Each entry below is to be transcribed exactly.
·····
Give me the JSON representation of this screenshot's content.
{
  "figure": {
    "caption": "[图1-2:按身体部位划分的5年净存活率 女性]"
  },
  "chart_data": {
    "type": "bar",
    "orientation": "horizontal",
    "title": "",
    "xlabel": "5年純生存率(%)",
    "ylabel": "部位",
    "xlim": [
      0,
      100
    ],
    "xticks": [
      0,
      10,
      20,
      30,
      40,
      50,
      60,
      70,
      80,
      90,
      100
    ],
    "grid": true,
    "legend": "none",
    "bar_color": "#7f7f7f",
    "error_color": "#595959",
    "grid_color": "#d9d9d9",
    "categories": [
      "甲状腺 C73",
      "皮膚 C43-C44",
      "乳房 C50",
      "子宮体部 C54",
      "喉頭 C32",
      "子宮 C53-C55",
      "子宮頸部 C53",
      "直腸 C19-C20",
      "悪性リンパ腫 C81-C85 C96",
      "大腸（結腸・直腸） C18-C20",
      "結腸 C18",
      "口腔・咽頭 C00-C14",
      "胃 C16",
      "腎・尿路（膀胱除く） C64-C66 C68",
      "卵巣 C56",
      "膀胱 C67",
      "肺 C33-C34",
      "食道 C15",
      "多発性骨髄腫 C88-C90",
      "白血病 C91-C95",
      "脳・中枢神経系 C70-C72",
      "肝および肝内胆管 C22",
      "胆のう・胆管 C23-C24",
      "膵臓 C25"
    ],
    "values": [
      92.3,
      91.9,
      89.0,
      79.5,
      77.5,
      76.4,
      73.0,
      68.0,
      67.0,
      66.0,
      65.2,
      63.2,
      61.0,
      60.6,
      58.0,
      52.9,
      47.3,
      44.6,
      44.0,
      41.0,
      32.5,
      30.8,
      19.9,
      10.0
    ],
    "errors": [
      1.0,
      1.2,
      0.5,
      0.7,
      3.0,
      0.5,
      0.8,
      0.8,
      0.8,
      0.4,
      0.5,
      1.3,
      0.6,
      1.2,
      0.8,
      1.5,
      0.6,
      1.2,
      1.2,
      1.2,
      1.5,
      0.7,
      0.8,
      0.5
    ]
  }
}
·····
## THE RESULT
Give me the JSON representation of this screenshot's content.
{
  "figure": {
    "caption": "[图1-2:按身体部位划分的5年净存活率 女性]"
  },
  "chart_data": {
    "type": "bar",
    "orientation": "horizontal",
    "title": "",
    "xlabel": "5年純生存率(%)",
    "ylabel": "部位",
    "xlim": [
      0,
      100
    ],
    "xticks": [
      0,
      10,
      20,
      30,
      40,
      50,
      60,
      70,
      80,
      90,
      100
    ],
    "grid": true,
    "legend": "none",
    "bar_color": "#7f7f7f",
    "error_color": "#595959",
    "grid_color": "#d9d9d9",
    "categories": [
      "甲状腺 C73",
      "皮膚 C43-C44",
      "乳房 C50",
      "子宮体部 C54",
      "喉頭 C32",
      "子宮 C53-C55",
      "子宮頸部 C53",
      "直腸 C19-C20",
      "悪性リンパ腫 C81-C85 C96",
      "大腸（結腸・直腸） C18-C20",
      "結腸 C18",
      "口腔・咽頭 C00-C14",
      "胃 C16",
      "腎・尿路（膀胱除く） C64-C66 C68",
      "卵巣 C56",
      "膀胱 C67",
      "肺 C33-C34",
      "食道 C15",
      "多発性骨髄腫 C88-C90",
      "白血病 C91-C95",
      "脳・中枢神経系 C70-C72",
      "肝および肝内胆管 C22",
      "胆のう・胆管 C23-C24",
      "膵臓 C25"
    ],
    "values": [
      92.3,
      91.9,
      89.0,
      79.5,
      77.5,
      76.4,
      73.0,
      68.0,
      67.0,
      66.0,
      65.2,
      63.2,
      61.0,
      60.6,
      58.0,
      52.9,
      47.3,
      44.6,
      44.0,
      41.0,
      32.5,
      30.8,
      19.9,
      10.0
    ],
    "errors": [
      1.0,
      1.2,
      0.5,
      0.7,
      3.0,
      0.5,
      0.8,
      0.8,
      0.8,
      0.4,
      0.5,
      1.3,
      0.6,
      1.2,
      0.8,
      1.5,
      0.6,
      1.2,
      1.2,
      1.2,
      1.5,
      0.7,
      0.8,
      0.5
    ]
  }
}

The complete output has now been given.